**TASK STATEMENT**
The data below should be printed in full, exactly, and without any of its images.

**MATERIAL SHOWN**
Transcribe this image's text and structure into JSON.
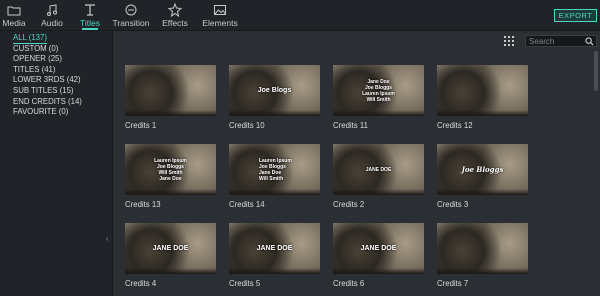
{
  "tabs": [
    {
      "label": "Media",
      "icon": "folder-icon",
      "active": false
    },
    {
      "label": "Audio",
      "icon": "music-note-icon",
      "active": false
    },
    {
      "label": "Titles",
      "icon": "text-icon",
      "active": true
    },
    {
      "label": "Transition",
      "icon": "transition-icon",
      "active": false
    },
    {
      "label": "Effects",
      "icon": "effects-icon",
      "active": false
    },
    {
      "label": "Elements",
      "icon": "image-icon",
      "active": false
    }
  ],
  "export_label": "EXPORT",
  "categories": [
    {
      "label": "ALL (137)",
      "active": true
    },
    {
      "label": "CUSTOM (0)",
      "active": false
    },
    {
      "label": "OPENER (25)",
      "active": false
    },
    {
      "label": "TITLES (41)",
      "active": false
    },
    {
      "label": "LOWER 3RDS (42)",
      "active": false
    },
    {
      "label": "SUB TITLES (15)",
      "active": false
    },
    {
      "label": "END CREDITS (14)",
      "active": false
    },
    {
      "label": "FAVOURITE (0)",
      "active": false
    }
  ],
  "search": {
    "placeholder": "Search"
  },
  "collapse_glyph": "‹",
  "items": [
    {
      "label": "Credits 1",
      "overlay": [],
      "style": ""
    },
    {
      "label": "Credits 10",
      "overlay": [
        "Joe Blogs"
      ],
      "style": "big"
    },
    {
      "label": "Credits 11",
      "overlay": [
        "Jane Doe",
        "Joe Bloggs",
        "Lauren Ipsum",
        "Will Smith"
      ],
      "style": ""
    },
    {
      "label": "Credits 12",
      "overlay": [],
      "style": ""
    },
    {
      "label": "Credits 13",
      "overlay": [
        "Lauren Ipsum",
        "Joe Bloggs",
        "Will Smith",
        "Jane Doe"
      ],
      "style": ""
    },
    {
      "label": "Credits 14",
      "overlay": [
        "Lauren Ipsum",
        "Joe Bloggs",
        "Jane Doe",
        "Will Smith"
      ],
      "style": "side"
    },
    {
      "label": "Credits 2",
      "overlay": [
        "JANE DOE"
      ],
      "style": ""
    },
    {
      "label": "Credits 3",
      "overlay": [
        "Joe Bloggs"
      ],
      "style": "script"
    },
    {
      "label": "Credits 4",
      "overlay": [
        "JANE DOE"
      ],
      "style": "big"
    },
    {
      "label": "Credits 5",
      "overlay": [
        "JANE DOE"
      ],
      "style": "big"
    },
    {
      "label": "Credits 6",
      "overlay": [
        "JANE DOE"
      ],
      "style": "big"
    },
    {
      "label": "Credits 7",
      "overlay": [],
      "style": "small"
    }
  ]
}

**RESPONSE BELOW**
Transcribe this image's text and structure into JSON.
{
  "tabs": [
    {
      "label": "Media",
      "icon": "folder-icon",
      "active": false
    },
    {
      "label": "Audio",
      "icon": "music-note-icon",
      "active": false
    },
    {
      "label": "Titles",
      "icon": "text-icon",
      "active": true
    },
    {
      "label": "Transition",
      "icon": "transition-icon",
      "active": false
    },
    {
      "label": "Effects",
      "icon": "effects-icon",
      "active": false
    },
    {
      "label": "Elements",
      "icon": "image-icon",
      "active": false
    }
  ],
  "export_label": "EXPORT",
  "categories": [
    {
      "label": "ALL (137)",
      "active": true
    },
    {
      "label": "CUSTOM (0)",
      "active": false
    },
    {
      "label": "OPENER (25)",
      "active": false
    },
    {
      "label": "TITLES (41)",
      "active": false
    },
    {
      "label": "LOWER 3RDS (42)",
      "active": false
    },
    {
      "label": "SUB TITLES (15)",
      "active": false
    },
    {
      "label": "END CREDITS (14)",
      "active": false
    },
    {
      "label": "FAVOURITE (0)",
      "active": false
    }
  ],
  "search": {
    "placeholder": "Search"
  },
  "collapse_glyph": "‹",
  "items": [
    {
      "label": "Credits 1",
      "overlay": [],
      "style": ""
    },
    {
      "label": "Credits 10",
      "overlay": [
        "Joe Blogs"
      ],
      "style": "big"
    },
    {
      "label": "Credits 11",
      "overlay": [
        "Jane Doe",
        "Joe Bloggs",
        "Lauren Ipsum",
        "Will Smith"
      ],
      "style": ""
    },
    {
      "label": "Credits 12",
      "overlay": [],
      "style": ""
    },
    {
      "label": "Credits 13",
      "overlay": [
        "Lauren Ipsum",
        "Joe Bloggs",
        "Will Smith",
        "Jane Doe"
      ],
      "style": ""
    },
    {
      "label": "Credits 14",
      "overlay": [
        "Lauren Ipsum",
        "Joe Bloggs",
        "Jane Doe",
        "Will Smith"
      ],
      "style": "side"
    },
    {
      "label": "Credits 2",
      "overlay": [
        "JANE DOE"
      ],
      "style": ""
    },
    {
      "label": "Credits 3",
      "overlay": [
        "Joe Bloggs"
      ],
      "style": "script"
    },
    {
      "label": "Credits 4",
      "overlay": [
        "JANE DOE"
      ],
      "style": "big"
    },
    {
      "label": "Credits 5",
      "overlay": [
        "JANE DOE"
      ],
      "style": "big"
    },
    {
      "label": "Credits 6",
      "overlay": [
        "JANE DOE"
      ],
      "style": "big"
    },
    {
      "label": "Credits 7",
      "overlay": [],
      "style": "small"
    }
  ]
}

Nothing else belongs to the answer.